= Task directions =
Find each line with the word "this" and copy it.

= Entries =
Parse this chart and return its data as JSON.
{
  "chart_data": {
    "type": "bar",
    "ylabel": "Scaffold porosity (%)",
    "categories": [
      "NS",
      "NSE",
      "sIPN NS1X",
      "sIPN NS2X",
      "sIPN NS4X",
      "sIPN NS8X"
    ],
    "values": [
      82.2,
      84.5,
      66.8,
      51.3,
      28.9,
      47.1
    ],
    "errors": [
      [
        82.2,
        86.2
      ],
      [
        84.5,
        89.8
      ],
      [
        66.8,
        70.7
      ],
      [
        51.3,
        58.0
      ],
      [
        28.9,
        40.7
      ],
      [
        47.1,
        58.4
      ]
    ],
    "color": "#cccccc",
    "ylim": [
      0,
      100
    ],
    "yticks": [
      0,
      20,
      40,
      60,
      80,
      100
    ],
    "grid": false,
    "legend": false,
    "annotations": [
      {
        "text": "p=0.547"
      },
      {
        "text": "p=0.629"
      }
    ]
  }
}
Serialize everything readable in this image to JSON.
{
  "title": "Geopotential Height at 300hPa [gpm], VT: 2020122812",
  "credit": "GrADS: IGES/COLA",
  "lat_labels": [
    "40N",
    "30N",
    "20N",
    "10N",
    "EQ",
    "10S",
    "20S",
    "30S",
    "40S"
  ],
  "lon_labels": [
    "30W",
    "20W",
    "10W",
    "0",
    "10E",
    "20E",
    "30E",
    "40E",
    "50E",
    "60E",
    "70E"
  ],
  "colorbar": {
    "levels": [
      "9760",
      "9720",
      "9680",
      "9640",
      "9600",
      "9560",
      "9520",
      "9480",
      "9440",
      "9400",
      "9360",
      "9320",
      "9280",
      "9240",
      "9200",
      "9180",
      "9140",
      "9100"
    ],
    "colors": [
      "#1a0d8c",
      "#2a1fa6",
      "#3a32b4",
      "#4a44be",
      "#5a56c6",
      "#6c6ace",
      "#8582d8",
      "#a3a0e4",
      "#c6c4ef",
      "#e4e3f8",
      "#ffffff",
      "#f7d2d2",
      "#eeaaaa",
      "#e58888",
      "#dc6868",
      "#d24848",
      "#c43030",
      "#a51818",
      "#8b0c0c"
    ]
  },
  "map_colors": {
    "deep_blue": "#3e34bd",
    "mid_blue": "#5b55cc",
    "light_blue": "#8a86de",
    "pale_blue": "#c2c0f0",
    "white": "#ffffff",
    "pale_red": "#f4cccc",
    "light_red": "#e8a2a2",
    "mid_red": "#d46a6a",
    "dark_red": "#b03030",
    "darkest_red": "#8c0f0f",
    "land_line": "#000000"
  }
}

= Answer for the task =
Parse this chart and return its data as JSON.
Serialize everything readable in this image to JSON.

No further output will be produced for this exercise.